• Task list:
a. Retype the part of the living liver donor commentary that runs from "In this issue, DiMartini" down to "by potential donors.".
b. According to the commentary on evaluating living liver donors, why have predonation psychosocial evaluations done worse than medical screening at identifying donors at increased risk? Answer in one to three sentences.

• Reading passage:
Start of Block

The search for the “correct” formula for the psychosocial evaluation of potential living liver donors is an evolving process. The recent deaths of two living liver donors in the United States are a stark reminder that liver donation is not a benign procedure and that although great effort is made to ensure donor safety, risks are always present and mortality is always possible. Experienced centers have developed protocols that are reasonably reliable in terms of identifying occult medical issues or variant vascular or biliary anatomy that would raise donor risks to unacceptable levels. However, predonation psychosocial evaluations, although routinely performed, have been less successful in terms of identifying issues that may place donors at increased risk for psychological harm. Central to this issue is the widespread reliance on nonstructured interview-type evaluations and infrequent use of validated psychometric instruments.
In this issue, DiMartini et al. (1) report on a cohort of potential living liver donors who completed a battery of validated psychometric measures during the evaluation phase of their work-up. This cross-sectional study has some acknowledged limitations, but the authors are to be commended for utilizing donation-specific instruments in addition to the more general surveys, such as, the SF-36 and the Profile of Mood Status. They demonstrated that as a group, potential donors scored higher than expected on the general surveys compared to US normative data, confirming reports by others. They also examined the effects of gender, donor–recipient relationship and ambivalence upon the decisions made by potential donors.
The paper highlights a number of findings that are of interest to all who work with living liver donors and wish to ensure that they are fully informed of the ramifications of donation and that their decisions are free from coercion. As noted earlier, many of the respondents score above the expected values on the various instruments, but the individual scores frequently cover a wide range. Part of the utility of this paper is to document the existence of the “outliers”. Although numerous reports have indicated that the majority of living liver donors are satisfied with their decision and would not change it (2,3), there are some reports of individuals who have suffered significant psychological distress after donation (4,5). Although this study cannot determine if the donors at the extremes of the groupings are prone to postdonation distress, it is reasonable to hypothesize that individuals, who are totally unconcerned about the procedure during evaluation, might be traumatized by complications experienced by themselves or their recipients. It is also likely that donors, at the other extreme who were concerned about all aspects of the process at evaluation, might have difficulty coping with less-than-ideal outcomes. A longitudinal study that would document whether these results are transient or consistent findings is warranted.

End of Block

• Recorded information:

Start of Block

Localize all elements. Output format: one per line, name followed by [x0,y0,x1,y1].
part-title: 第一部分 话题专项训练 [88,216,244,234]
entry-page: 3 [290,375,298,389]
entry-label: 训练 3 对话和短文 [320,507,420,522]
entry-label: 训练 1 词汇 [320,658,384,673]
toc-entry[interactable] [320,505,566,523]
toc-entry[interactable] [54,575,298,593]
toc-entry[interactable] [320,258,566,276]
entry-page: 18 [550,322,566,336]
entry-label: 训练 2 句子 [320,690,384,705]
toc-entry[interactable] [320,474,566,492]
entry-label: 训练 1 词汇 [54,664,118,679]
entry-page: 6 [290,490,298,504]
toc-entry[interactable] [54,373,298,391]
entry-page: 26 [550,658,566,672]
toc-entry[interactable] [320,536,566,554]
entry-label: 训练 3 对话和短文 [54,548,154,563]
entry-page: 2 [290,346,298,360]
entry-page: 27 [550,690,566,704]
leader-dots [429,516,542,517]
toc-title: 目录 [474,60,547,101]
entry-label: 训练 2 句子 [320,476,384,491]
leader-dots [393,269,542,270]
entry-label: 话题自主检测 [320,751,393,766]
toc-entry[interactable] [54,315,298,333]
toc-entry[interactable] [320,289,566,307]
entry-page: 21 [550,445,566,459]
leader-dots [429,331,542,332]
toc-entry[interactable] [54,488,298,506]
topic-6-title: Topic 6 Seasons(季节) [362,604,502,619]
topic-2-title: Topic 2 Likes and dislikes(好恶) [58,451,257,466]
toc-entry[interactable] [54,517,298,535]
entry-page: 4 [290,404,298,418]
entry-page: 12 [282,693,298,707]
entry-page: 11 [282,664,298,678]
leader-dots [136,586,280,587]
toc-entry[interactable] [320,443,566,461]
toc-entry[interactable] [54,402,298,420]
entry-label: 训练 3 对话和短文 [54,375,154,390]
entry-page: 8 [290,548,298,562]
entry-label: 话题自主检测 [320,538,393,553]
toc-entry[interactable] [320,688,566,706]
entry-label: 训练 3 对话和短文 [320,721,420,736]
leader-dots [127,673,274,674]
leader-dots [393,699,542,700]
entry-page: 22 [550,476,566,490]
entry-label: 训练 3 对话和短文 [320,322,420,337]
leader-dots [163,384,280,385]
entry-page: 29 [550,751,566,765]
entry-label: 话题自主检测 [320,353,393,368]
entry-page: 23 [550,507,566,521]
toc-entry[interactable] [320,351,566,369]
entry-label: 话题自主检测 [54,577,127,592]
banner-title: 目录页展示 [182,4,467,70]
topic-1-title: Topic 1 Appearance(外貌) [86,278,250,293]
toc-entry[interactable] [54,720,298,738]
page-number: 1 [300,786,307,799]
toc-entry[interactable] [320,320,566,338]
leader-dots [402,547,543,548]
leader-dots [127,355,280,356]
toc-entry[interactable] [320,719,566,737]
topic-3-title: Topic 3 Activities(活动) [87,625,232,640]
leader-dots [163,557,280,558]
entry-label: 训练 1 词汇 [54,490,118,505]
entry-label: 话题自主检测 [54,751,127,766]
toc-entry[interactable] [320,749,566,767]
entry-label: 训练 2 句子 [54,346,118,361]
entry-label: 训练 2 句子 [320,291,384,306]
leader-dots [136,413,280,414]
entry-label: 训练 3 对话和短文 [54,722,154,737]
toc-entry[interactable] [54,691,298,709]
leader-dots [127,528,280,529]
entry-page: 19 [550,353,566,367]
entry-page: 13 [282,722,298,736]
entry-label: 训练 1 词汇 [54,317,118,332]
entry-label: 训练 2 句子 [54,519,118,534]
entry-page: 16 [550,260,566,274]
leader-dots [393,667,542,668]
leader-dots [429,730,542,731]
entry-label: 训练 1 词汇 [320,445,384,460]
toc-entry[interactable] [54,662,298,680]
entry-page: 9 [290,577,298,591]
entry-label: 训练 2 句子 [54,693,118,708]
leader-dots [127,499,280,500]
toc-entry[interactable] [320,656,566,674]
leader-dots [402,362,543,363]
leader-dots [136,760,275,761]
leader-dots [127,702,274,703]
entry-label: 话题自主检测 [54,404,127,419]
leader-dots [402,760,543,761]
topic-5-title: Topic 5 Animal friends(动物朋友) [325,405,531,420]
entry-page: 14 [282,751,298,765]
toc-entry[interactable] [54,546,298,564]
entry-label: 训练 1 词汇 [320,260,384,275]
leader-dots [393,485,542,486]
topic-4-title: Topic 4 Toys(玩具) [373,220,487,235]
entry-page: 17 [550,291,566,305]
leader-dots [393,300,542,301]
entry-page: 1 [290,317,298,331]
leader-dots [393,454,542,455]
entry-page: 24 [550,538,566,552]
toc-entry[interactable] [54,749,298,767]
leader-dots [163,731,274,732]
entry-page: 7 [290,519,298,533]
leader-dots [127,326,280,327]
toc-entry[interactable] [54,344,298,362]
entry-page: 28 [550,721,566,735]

End of Block

• Answers for each item:
a.
In this issue, DiMartini et al. (1) report on a cohort of potential living liver donors who completed a battery of validated psychometric measures during the evaluation phase of their work-up. This cross-sectional study has some acknowledged limitations, but the authors are to be commended for utilizing donation-specific instruments in addition to the more general surveys, such as, the SF-36 and the Profile of Mood Status. They demonstrated that as a group, potential donors scored higher than expected on the general surveys compared to US normative data, confirming reports by others. They also examined the effects of gender, donor–recipient relationship and ambivalence upon the decisions made by potential donors.

b. The commentary says that these evaluations depend widely on nonstructured, interview-type assessments. Validated psychometric instruments are used only infrequently.